Figure record listings
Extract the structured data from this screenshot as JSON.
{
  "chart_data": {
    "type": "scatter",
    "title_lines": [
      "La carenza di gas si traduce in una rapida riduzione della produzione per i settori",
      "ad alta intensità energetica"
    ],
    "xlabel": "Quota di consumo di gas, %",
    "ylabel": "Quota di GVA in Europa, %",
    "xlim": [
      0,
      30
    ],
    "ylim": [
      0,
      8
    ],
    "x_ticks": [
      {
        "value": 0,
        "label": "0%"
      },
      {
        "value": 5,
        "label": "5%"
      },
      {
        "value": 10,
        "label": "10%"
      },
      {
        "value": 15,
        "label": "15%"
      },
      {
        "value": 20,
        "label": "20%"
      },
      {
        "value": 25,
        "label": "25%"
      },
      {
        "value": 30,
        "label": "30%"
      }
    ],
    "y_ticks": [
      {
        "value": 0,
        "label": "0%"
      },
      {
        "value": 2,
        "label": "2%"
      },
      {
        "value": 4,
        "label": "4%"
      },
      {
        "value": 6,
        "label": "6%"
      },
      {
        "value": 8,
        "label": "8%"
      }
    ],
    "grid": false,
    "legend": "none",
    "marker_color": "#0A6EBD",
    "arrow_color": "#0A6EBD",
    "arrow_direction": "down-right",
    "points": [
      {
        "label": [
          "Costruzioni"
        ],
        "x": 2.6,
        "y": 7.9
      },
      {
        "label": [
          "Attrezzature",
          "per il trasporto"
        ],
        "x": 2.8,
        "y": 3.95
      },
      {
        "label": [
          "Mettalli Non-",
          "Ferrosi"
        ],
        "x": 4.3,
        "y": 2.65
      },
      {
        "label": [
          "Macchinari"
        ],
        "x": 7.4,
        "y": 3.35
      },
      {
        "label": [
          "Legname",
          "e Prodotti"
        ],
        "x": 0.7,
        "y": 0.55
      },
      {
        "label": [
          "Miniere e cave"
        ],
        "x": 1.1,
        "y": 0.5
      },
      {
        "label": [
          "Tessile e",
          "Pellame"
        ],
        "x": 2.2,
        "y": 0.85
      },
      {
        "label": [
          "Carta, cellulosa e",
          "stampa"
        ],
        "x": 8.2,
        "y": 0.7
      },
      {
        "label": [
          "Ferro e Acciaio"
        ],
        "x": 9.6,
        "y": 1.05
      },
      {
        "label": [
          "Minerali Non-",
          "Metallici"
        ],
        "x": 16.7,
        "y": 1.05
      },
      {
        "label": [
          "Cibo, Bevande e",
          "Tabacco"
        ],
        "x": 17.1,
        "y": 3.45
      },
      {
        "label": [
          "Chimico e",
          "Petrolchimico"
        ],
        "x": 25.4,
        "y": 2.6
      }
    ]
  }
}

**Task instructions**
Above are some records. Print them all exactly.

**Written solution**
Extract the structured data from this screenshot as JSON.
{
  "chart_data": {
    "type": "scatter",
    "title_lines": [
      "La carenza di gas si traduce in una rapida riduzione della produzione per i settori",
      "ad alta intensità energetica"
    ],
    "xlabel": "Quota di consumo di gas, %",
    "ylabel": "Quota di GVA in Europa, %",
    "xlim": [
      0,
      30
    ],
    "ylim": [
      0,
      8
    ],
    "x_ticks": [
      {
        "value": 0,
        "label": "0%"
      },
      {
        "value": 5,
        "label": "5%"
      },
      {
        "value": 10,
        "label": "10%"
      },
      {
        "value": 15,
        "label": "15%"
      },
      {
        "value": 20,
        "label": "20%"
      },
      {
        "value": 25,
        "label": "25%"
      },
      {
        "value": 30,
        "label": "30%"
      }
    ],
    "y_ticks": [
      {
        "value": 0,
        "label": "0%"
      },
      {
        "value": 2,
        "label": "2%"
      },
      {
        "value": 4,
        "label": "4%"
      },
      {
        "value": 6,
        "label": "6%"
      },
      {
        "value": 8,
        "label": "8%"
      }
    ],
    "grid": false,
    "legend": "none",
    "marker_color": "#0A6EBD",
    "arrow_color": "#0A6EBD",
    "arrow_direction": "down-right",
    "points": [
      {
        "label": [
          "Costruzioni"
        ],
        "x": 2.6,
        "y": 7.9
      },
      {
        "label": [
          "Attrezzature",
          "per il trasporto"
        ],
        "x": 2.8,
        "y": 3.95
      },
      {
        "label": [
          "Mettalli Non-",
          "Ferrosi"
        ],
        "x": 4.3,
        "y": 2.65
      },
      {
        "label": [
          "Macchinari"
        ],
        "x": 7.4,
        "y": 3.35
      },
      {
        "label": [
          "Legname",
          "e Prodotti"
        ],
        "x": 0.7,
        "y": 0.55
      },
      {
        "label": [
          "Miniere e cave"
        ],
        "x": 1.1,
        "y": 0.5
      },
      {
        "label": [
          "Tessile e",
          "Pellame"
        ],
        "x": 2.2,
        "y": 0.85
      },
      {
        "label": [
          "Carta, cellulosa e",
          "stampa"
        ],
        "x": 8.2,
        "y": 0.7
      },
      {
        "label": [
          "Ferro e Acciaio"
        ],
        "x": 9.6,
        "y": 1.05
      },
      {
        "label": [
          "Minerali Non-",
          "Metallici"
        ],
        "x": 16.7,
        "y": 1.05
      },
      {
        "label": [
          "Cibo, Bevande e",
          "Tabacco"
        ],
        "x": 17.1,
        "y": 3.45
      },
      {
        "label": [
          "Chimico e",
          "Petrolchimico"
        ],
        "x": 25.4,
        "y": 2.6
      }
    ]
  }
}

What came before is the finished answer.